## Begin Material provided

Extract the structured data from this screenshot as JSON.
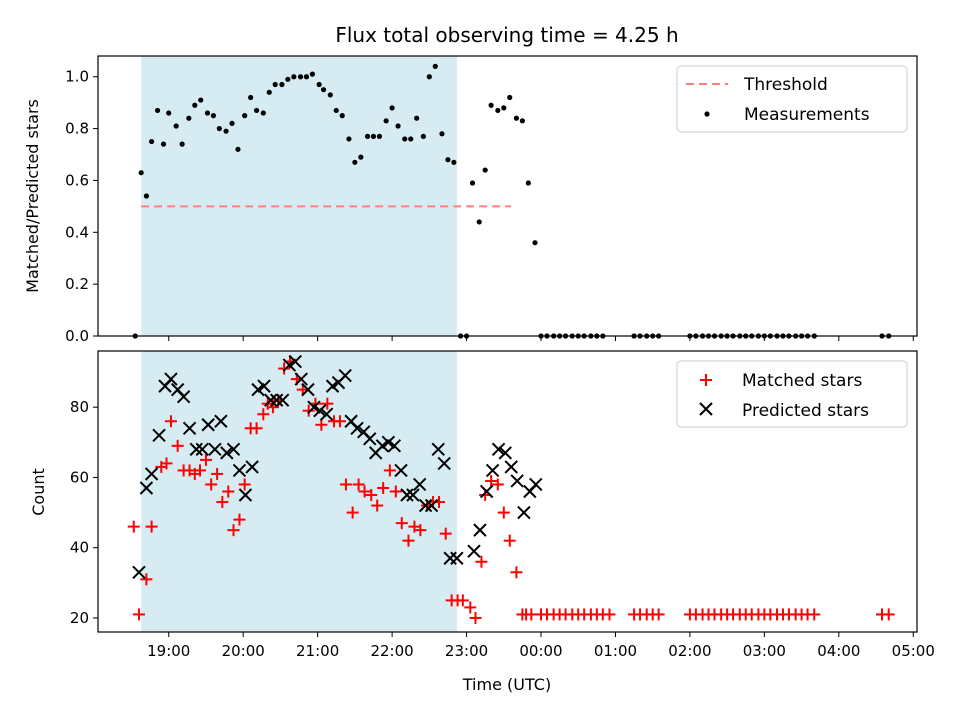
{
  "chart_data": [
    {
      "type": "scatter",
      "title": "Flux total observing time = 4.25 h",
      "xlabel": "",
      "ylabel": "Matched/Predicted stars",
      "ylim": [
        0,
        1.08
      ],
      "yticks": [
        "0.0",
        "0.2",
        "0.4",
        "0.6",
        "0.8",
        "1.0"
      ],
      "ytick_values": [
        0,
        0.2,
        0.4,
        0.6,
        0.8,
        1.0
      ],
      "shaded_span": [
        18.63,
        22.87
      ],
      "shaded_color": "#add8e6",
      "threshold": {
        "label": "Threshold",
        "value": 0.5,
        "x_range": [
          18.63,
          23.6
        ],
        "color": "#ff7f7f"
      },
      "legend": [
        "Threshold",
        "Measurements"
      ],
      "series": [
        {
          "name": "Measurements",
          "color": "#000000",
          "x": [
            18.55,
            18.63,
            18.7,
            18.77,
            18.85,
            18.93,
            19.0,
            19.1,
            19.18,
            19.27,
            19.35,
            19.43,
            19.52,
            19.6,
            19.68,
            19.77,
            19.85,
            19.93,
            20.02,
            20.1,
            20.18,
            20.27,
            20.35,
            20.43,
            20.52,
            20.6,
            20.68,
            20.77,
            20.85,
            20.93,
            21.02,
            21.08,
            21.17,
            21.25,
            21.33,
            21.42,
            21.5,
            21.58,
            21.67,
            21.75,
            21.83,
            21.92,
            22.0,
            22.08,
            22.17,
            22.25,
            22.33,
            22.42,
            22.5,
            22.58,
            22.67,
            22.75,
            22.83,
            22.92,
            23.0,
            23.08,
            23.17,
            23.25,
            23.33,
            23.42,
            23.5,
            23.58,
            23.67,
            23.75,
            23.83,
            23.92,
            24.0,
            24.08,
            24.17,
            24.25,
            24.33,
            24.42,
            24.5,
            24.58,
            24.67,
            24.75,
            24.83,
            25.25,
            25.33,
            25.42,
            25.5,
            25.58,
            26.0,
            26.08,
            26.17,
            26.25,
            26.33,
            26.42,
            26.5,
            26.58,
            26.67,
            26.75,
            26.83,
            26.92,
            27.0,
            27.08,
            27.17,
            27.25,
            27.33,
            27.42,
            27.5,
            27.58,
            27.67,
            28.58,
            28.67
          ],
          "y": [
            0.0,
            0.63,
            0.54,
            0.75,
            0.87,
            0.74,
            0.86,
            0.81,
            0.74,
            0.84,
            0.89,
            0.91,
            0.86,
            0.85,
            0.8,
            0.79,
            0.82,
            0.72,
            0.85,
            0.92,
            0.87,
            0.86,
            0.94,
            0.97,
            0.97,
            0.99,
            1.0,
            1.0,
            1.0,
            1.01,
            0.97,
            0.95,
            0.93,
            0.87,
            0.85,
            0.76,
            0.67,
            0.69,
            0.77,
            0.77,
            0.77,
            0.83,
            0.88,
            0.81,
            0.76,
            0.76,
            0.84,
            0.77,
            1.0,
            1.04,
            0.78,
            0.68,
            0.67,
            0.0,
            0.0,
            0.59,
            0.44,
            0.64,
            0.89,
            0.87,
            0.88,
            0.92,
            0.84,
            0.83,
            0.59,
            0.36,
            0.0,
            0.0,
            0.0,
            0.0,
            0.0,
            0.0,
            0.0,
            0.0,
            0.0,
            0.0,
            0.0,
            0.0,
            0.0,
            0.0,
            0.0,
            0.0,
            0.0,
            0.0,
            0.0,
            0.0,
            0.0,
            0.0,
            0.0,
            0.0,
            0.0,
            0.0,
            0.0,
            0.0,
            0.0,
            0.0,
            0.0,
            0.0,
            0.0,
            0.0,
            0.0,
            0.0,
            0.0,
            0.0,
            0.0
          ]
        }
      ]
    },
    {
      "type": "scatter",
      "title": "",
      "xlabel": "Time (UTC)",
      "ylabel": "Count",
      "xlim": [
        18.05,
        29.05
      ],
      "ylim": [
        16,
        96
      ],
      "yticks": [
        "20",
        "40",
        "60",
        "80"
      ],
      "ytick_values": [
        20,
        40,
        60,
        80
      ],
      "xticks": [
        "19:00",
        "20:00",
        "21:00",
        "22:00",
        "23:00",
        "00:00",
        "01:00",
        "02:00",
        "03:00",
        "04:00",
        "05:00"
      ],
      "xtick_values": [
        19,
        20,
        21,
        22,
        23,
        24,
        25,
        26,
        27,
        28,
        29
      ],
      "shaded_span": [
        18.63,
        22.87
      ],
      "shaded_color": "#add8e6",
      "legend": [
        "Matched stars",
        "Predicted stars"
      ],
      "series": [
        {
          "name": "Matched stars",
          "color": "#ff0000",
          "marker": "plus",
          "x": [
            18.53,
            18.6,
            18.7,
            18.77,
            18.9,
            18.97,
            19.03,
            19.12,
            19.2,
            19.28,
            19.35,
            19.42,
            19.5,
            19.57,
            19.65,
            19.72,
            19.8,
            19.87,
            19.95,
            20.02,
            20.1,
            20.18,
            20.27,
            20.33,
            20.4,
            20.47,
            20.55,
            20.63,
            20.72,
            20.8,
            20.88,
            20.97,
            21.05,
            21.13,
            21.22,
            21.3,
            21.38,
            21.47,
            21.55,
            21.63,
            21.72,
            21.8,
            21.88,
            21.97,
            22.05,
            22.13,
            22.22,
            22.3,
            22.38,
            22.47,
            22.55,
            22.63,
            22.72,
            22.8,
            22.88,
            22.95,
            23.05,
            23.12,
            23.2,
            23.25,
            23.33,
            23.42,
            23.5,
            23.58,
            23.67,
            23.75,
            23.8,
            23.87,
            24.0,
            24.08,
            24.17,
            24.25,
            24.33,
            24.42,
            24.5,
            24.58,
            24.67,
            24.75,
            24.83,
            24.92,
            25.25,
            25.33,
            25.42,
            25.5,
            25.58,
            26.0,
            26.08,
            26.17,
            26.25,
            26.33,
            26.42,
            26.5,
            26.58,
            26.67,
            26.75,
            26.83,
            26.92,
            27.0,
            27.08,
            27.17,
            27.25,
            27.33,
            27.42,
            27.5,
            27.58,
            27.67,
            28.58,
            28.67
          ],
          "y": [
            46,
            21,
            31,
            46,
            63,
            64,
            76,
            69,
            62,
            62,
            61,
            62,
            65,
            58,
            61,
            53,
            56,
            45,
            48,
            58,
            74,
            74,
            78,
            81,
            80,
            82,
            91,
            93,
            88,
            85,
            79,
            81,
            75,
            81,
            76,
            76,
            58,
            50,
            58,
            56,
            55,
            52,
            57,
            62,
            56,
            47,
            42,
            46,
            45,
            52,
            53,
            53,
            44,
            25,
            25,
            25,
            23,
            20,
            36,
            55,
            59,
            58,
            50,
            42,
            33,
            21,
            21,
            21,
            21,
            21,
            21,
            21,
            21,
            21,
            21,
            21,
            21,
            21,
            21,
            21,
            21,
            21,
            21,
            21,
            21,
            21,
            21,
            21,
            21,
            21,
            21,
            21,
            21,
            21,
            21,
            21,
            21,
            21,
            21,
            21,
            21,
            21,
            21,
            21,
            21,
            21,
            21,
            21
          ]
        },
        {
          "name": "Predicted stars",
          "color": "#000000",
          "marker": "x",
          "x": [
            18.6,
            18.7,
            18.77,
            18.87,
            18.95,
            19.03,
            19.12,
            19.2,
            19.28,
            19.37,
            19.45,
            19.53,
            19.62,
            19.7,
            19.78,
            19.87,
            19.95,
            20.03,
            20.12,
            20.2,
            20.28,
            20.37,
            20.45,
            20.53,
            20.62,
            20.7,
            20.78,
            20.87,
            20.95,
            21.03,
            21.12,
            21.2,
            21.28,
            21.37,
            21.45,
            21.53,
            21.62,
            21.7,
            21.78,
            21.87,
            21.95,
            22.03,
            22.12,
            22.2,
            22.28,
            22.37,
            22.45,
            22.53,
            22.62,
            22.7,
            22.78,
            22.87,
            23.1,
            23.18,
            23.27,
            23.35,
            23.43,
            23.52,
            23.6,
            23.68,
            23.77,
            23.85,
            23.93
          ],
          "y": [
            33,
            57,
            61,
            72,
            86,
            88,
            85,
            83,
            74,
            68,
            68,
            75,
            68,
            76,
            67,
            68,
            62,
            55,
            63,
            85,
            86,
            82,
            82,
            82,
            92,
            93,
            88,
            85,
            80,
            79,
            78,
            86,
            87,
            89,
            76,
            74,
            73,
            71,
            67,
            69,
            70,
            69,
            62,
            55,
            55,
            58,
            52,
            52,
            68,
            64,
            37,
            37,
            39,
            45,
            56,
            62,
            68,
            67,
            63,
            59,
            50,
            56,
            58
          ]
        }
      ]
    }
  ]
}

## End Material provided

• What you should do:
Copy out every line in the listing where the word "stars" appears.

• Answer below:
      "ylabel": "Matched/Predicted stars",
        "Matched stars",
        "Predicted stars"
          "name": "Matched stars",
          "name": "Predicted stars",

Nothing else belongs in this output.